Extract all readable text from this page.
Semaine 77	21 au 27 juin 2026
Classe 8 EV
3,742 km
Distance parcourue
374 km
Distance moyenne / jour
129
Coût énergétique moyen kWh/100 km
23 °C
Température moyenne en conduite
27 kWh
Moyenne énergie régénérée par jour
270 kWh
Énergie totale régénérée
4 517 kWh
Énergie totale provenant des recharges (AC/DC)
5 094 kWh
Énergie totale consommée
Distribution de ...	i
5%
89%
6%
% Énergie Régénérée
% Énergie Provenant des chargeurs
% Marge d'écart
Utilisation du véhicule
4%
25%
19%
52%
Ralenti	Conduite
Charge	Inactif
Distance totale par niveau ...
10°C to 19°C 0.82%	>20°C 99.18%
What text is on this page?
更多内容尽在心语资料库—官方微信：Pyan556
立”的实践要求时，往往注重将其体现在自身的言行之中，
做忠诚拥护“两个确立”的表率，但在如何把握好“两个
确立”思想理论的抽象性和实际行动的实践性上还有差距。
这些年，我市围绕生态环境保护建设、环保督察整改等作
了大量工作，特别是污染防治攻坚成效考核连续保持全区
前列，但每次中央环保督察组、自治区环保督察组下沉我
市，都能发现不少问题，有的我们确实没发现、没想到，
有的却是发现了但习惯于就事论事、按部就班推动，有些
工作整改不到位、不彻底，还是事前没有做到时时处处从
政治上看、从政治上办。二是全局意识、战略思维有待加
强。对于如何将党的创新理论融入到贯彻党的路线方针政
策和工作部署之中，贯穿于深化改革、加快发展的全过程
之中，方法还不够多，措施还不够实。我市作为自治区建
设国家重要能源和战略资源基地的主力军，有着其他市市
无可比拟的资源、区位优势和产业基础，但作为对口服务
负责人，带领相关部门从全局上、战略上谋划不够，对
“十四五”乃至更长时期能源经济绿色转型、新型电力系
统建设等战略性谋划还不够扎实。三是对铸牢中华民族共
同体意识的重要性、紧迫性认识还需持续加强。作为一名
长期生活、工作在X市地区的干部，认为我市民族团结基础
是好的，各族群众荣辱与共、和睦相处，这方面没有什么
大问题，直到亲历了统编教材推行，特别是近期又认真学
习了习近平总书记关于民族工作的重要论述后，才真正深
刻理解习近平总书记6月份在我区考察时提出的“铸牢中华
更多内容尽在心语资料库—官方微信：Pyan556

EXERCISE » Return the listing above in its exact form.

SOLVED EXERCISE »
Extract all readable text from this page.
Semaine 77	21 au 27 juin 2026
Classe 8 EV
3,742 km
Distance parcourue
374 km
Distance moyenne / jour
129
Coût énergétique moyen kWh/100 km
23 °C
Température moyenne en conduite
27 kWh
Moyenne énergie régénérée par jour
270 kWh
Énergie totale régénérée
4 517 kWh
Énergie totale provenant des recharges (AC/DC)
5 094 kWh
Énergie totale consommée
Distribution de ...	i
5%
89%
6%
% Énergie Régénérée
% Énergie Provenant des chargeurs
% Marge d'écart
Utilisation du véhicule
4%
25%
19%
52%
Ralenti	Conduite
Charge	Inactif
Distance totale par niveau ...
10°C to 19°C 0.82%	>20°C 99.18%
What text is on this page?
更多内容尽在心语资料库—官方微信：Pyan556
立”的实践要求时，往往注重将其体现在自身的言行之中，
做忠诚拥护“两个确立”的表率，但在如何把握好“两个
确立”思想理论的抽象性和实际行动的实践性上还有差距。
这些年，我市围绕生态环境保护建设、环保督察整改等作
了大量工作，特别是污染防治攻坚成效考核连续保持全区
前列，但每次中央环保督察组、自治区环保督察组下沉我
市，都能发现不少问题，有的我们确实没发现、没想到，
有的却是发现了但习惯于就事论事、按部就班推动，有些
工作整改不到位、不彻底，还是事前没有做到时时处处从
政治上看、从政治上办。二是全局意识、战略思维有待加
强。对于如何将党的创新理论融入到贯彻党的路线方针政
策和工作部署之中，贯穿于深化改革、加快发展的全过程
之中，方法还不够多，措施还不够实。我市作为自治区建
设国家重要能源和战略资源基地的主力军，有着其他市市
无可比拟的资源、区位优势和产业基础，但作为对口服务
负责人，带领相关部门从全局上、战略上谋划不够，对
“十四五”乃至更长时期能源经济绿色转型、新型电力系
统建设等战略性谋划还不够扎实。三是对铸牢中华民族共
同体意识的重要性、紧迫性认识还需持续加强。作为一名
长期生活、工作在X市地区的干部，认为我市民族团结基础
是好的，各族群众荣辱与共、和睦相处，这方面没有什么
大问题，直到亲历了统编教材推行，特别是近期又认真学
习了习近平总书记关于民族工作的重要论述后，才真正深
刻理解习近平总书记6月份在我区考察时提出的“铸牢中华
更多内容尽在心语资料库—官方微信：Pyan556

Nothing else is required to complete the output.